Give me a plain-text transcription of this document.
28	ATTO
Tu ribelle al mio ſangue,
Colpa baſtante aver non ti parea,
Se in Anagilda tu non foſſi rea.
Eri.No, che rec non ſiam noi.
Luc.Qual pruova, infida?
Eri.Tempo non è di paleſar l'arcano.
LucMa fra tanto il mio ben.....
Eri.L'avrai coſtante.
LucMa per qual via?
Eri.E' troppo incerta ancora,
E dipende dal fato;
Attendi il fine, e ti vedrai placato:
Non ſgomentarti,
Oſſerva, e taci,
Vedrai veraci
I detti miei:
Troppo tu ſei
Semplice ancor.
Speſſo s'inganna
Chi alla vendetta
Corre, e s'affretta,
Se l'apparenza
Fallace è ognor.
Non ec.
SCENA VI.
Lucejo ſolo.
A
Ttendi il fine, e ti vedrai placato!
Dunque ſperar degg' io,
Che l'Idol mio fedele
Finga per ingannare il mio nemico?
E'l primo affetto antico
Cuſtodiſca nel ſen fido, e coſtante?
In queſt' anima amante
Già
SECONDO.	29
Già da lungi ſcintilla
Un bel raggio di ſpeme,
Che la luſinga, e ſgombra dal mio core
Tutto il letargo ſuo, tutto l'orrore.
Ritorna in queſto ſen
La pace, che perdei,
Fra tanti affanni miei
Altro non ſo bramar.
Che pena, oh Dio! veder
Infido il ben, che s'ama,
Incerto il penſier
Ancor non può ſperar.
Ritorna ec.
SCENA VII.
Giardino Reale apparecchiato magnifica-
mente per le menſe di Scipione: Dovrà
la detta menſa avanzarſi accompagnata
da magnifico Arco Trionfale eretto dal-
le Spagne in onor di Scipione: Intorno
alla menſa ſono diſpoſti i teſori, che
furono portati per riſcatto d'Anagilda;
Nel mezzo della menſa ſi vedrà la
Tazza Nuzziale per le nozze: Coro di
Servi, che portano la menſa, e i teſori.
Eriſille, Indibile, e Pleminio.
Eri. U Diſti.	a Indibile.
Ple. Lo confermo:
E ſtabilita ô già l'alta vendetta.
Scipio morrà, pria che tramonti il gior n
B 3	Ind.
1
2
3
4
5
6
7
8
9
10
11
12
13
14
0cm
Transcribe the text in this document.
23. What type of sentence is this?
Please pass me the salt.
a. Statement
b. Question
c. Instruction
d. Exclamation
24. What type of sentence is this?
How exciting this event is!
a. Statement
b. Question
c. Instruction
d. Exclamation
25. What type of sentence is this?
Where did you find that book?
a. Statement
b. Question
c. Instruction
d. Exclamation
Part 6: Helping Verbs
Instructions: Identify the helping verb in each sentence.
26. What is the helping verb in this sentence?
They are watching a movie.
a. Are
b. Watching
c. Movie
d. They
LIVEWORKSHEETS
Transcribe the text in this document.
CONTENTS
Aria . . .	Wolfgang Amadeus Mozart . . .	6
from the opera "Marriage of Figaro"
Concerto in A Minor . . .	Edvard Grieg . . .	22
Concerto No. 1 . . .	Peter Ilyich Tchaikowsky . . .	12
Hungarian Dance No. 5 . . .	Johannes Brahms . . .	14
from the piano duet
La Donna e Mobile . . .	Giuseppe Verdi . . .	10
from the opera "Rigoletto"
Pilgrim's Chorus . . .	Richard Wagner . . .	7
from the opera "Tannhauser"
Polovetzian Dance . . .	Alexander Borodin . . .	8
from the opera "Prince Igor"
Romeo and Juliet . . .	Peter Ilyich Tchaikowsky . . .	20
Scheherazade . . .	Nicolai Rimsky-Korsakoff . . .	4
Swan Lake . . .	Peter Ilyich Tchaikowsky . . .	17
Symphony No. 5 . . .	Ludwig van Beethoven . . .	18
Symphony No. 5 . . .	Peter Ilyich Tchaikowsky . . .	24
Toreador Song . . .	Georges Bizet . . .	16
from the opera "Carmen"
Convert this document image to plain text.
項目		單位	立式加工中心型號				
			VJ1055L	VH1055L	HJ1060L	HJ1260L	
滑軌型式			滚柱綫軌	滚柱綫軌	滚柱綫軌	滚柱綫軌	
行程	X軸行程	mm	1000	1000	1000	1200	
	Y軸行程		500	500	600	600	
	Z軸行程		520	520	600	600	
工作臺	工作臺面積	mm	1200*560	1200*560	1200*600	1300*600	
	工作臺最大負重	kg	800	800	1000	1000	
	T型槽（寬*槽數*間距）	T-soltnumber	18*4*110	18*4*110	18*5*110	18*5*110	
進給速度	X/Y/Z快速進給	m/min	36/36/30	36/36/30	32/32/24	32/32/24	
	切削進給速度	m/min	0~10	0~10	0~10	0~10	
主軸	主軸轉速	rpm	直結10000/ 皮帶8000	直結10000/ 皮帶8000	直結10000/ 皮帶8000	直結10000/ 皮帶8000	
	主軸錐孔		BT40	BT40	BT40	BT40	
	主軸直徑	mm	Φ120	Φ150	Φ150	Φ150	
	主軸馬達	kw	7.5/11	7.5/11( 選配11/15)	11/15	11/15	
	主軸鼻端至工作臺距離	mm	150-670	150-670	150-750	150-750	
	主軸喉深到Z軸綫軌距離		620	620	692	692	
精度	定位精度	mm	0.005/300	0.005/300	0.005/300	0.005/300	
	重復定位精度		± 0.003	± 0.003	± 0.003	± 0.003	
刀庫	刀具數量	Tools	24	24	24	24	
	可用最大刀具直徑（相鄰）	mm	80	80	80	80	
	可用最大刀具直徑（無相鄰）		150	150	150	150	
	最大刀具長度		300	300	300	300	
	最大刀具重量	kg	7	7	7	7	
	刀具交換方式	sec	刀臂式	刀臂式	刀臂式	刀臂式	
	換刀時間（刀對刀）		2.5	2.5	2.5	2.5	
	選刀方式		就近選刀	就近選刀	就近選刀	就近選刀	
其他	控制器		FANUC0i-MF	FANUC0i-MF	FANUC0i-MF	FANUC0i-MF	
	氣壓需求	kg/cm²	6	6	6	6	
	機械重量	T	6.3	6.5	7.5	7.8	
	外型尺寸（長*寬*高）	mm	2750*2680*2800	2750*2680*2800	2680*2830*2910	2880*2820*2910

○ ○ ○ ○ ○

Looking at the data above, how many lines hold the word "Ilyich"? Respond with the number alone.

— The output —
4